Write the material out again, line by line, exactly as it is.
--- start of Data rows ---
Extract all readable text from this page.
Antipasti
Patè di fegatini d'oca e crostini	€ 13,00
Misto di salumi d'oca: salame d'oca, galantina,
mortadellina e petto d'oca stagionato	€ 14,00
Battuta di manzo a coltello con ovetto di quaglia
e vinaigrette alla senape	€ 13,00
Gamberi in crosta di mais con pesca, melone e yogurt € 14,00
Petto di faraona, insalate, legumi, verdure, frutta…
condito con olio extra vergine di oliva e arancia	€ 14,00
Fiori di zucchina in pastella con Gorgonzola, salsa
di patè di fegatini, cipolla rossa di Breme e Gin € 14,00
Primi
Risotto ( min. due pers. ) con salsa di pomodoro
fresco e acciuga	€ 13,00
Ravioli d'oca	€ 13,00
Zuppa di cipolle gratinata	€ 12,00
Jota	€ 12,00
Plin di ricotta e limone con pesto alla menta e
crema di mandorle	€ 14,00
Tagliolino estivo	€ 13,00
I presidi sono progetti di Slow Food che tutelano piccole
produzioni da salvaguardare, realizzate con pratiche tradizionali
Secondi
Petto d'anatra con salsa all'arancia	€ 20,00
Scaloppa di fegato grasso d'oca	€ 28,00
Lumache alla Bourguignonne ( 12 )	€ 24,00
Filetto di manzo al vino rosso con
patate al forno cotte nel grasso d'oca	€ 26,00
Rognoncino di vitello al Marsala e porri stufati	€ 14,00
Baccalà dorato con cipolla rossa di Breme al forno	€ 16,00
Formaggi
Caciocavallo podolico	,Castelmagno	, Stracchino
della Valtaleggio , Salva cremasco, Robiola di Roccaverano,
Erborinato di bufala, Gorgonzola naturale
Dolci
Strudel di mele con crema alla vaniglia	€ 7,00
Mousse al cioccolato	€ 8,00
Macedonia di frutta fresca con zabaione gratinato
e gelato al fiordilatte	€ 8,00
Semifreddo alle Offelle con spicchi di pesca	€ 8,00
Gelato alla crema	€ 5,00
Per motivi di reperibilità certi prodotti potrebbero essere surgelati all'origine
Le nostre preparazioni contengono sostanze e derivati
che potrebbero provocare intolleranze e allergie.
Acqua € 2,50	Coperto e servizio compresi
--- end of Data rows ---
_Task response_
Extract all readable text from this page.
Antipasti
Patè di fegatini d'oca e crostini	€ 13,00
Misto di salumi d'oca: salame d'oca, galantina,
mortadellina e petto d'oca stagionato	€ 14,00
Battuta di manzo a coltello con ovetto di quaglia
e vinaigrette alla senape	€ 13,00
Gamberi in crosta di mais con pesca, melone e yogurt € 14,00
Petto di faraona, insalate, legumi, verdure, frutta…
condito con olio extra vergine di oliva e arancia	€ 14,00
Fiori di zucchina in pastella con Gorgonzola, salsa
di patè di fegatini, cipolla rossa di Breme e Gin € 14,00
Primi
Risotto ( min. due pers. ) con salsa di pomodoro
fresco e acciuga	€ 13,00
Ravioli d'oca	€ 13,00
Zuppa di cipolle gratinata	€ 12,00
Jota	€ 12,00
Plin di ricotta e limone con pesto alla menta e
crema di mandorle	€ 14,00
Tagliolino estivo	€ 13,00
I presidi sono progetti di Slow Food che tutelano piccole
produzioni da salvaguardare, realizzate con pratiche tradizionali
Secondi
Petto d'anatra con salsa all'arancia	€ 20,00
Scaloppa di fegato grasso d'oca	€ 28,00
Lumache alla Bourguignonne ( 12 )	€ 24,00
Filetto di manzo al vino rosso con
patate al forno cotte nel grasso d'oca	€ 26,00
Rognoncino di vitello al Marsala e porri stufati	€ 14,00
Baccalà dorato con cipolla rossa di Breme al forno	€ 16,00
Formaggi
Caciocavallo podolico	,Castelmagno	, Stracchino
della Valtaleggio , Salva cremasco, Robiola di Roccaverano,
Erborinato di bufala, Gorgonzola naturale
Dolci
Strudel di mele con crema alla vaniglia	€ 7,00
Mousse al cioccolato	€ 8,00
Macedonia di frutta fresca con zabaione gratinato
e gelato al fiordilatte	€ 8,00
Semifreddo alle Offelle con spicchi di pesca	€ 8,00
Gelato alla crema	€ 5,00
Per motivi di reperibilità certi prodotti potrebbero essere surgelati all'origine
Le nostre preparazioni contengono sostanze e derivati
che potrebbero provocare intolleranze e allergie.
Acqua € 2,50	Coperto e servizio compresi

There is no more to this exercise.